Dataset rows:
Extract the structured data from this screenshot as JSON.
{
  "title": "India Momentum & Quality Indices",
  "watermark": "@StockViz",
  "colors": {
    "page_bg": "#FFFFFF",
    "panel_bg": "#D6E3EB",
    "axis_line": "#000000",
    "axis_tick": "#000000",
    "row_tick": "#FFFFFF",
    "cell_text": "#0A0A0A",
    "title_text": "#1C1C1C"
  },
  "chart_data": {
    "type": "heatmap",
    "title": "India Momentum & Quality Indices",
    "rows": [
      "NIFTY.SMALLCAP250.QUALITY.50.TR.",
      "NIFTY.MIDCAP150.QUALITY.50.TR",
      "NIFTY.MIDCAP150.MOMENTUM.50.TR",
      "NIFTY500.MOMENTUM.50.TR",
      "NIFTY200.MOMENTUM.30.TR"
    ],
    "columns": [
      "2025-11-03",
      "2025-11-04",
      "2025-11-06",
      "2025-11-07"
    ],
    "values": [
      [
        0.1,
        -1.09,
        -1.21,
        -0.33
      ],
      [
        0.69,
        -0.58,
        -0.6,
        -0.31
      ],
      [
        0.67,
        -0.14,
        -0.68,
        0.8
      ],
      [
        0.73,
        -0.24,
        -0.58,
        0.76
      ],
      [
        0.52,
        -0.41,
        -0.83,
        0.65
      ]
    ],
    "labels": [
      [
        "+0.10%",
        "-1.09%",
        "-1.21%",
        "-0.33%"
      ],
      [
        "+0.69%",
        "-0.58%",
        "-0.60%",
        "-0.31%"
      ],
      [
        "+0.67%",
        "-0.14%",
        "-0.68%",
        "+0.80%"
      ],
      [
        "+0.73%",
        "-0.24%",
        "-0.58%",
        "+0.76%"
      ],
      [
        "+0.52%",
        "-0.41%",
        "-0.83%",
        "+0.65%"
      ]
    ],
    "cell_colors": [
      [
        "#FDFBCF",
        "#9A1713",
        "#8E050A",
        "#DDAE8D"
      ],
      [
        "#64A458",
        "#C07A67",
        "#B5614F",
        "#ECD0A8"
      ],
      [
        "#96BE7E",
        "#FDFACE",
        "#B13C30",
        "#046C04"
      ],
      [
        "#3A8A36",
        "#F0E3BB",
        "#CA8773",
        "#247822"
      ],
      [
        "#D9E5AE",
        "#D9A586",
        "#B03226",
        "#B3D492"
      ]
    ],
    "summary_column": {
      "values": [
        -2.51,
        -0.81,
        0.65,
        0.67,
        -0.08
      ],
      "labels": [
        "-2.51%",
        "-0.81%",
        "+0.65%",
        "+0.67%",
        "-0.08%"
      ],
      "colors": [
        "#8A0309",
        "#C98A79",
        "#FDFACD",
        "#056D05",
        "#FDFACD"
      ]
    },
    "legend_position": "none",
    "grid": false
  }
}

Instructions to follow:
Quote the data in full, keeping each word unchanged.

Task solution:
Extract the structured data from this screenshot as JSON.
{
  "title": "India Momentum & Quality Indices",
  "watermark": "@StockViz",
  "colors": {
    "page_bg": "#FFFFFF",
    "panel_bg": "#D6E3EB",
    "axis_line": "#000000",
    "axis_tick": "#000000",
    "row_tick": "#FFFFFF",
    "cell_text": "#0A0A0A",
    "title_text": "#1C1C1C"
  },
  "chart_data": {
    "type": "heatmap",
    "title": "India Momentum & Quality Indices",
    "rows": [
      "NIFTY.SMALLCAP250.QUALITY.50.TR.",
      "NIFTY.MIDCAP150.QUALITY.50.TR",
      "NIFTY.MIDCAP150.MOMENTUM.50.TR",
      "NIFTY500.MOMENTUM.50.TR",
      "NIFTY200.MOMENTUM.30.TR"
    ],
    "columns": [
      "2025-11-03",
      "2025-11-04",
      "2025-11-06",
      "2025-11-07"
    ],
    "values": [
      [
        0.1,
        -1.09,
        -1.21,
        -0.33
      ],
      [
        0.69,
        -0.58,
        -0.6,
        -0.31
      ],
      [
        0.67,
        -0.14,
        -0.68,
        0.8
      ],
      [
        0.73,
        -0.24,
        -0.58,
        0.76
      ],
      [
        0.52,
        -0.41,
        -0.83,
        0.65
      ]
    ],
    "labels": [
      [
        "+0.10%",
        "-1.09%",
        "-1.21%",
        "-0.33%"
      ],
      [
        "+0.69%",
        "-0.58%",
        "-0.60%",
        "-0.31%"
      ],
      [
        "+0.67%",
        "-0.14%",
        "-0.68%",
        "+0.80%"
      ],
      [
        "+0.73%",
        "-0.24%",
        "-0.58%",
        "+0.76%"
      ],
      [
        "+0.52%",
        "-0.41%",
        "-0.83%",
        "+0.65%"
      ]
    ],
    "cell_colors": [
      [
        "#FDFBCF",
        "#9A1713",
        "#8E050A",
        "#DDAE8D"
      ],
      [
        "#64A458",
        "#C07A67",
        "#B5614F",
        "#ECD0A8"
      ],
      [
        "#96BE7E",
        "#FDFACE",
        "#B13C30",
        "#046C04"
      ],
      [
        "#3A8A36",
        "#F0E3BB",
        "#CA8773",
        "#247822"
      ],
      [
        "#D9E5AE",
        "#D9A586",
        "#B03226",
        "#B3D492"
      ]
    ],
    "summary_column": {
      "values": [
        -2.51,
        -0.81,
        0.65,
        0.67,
        -0.08
      ],
      "labels": [
        "-2.51%",
        "-0.81%",
        "+0.65%",
        "+0.67%",
        "-0.08%"
      ],
      "colors": [
        "#8A0309",
        "#C98A79",
        "#FDFACD",
        "#056D05",
        "#FDFACD"
      ]
    },
    "legend_position": "none",
    "grid": false
  }
}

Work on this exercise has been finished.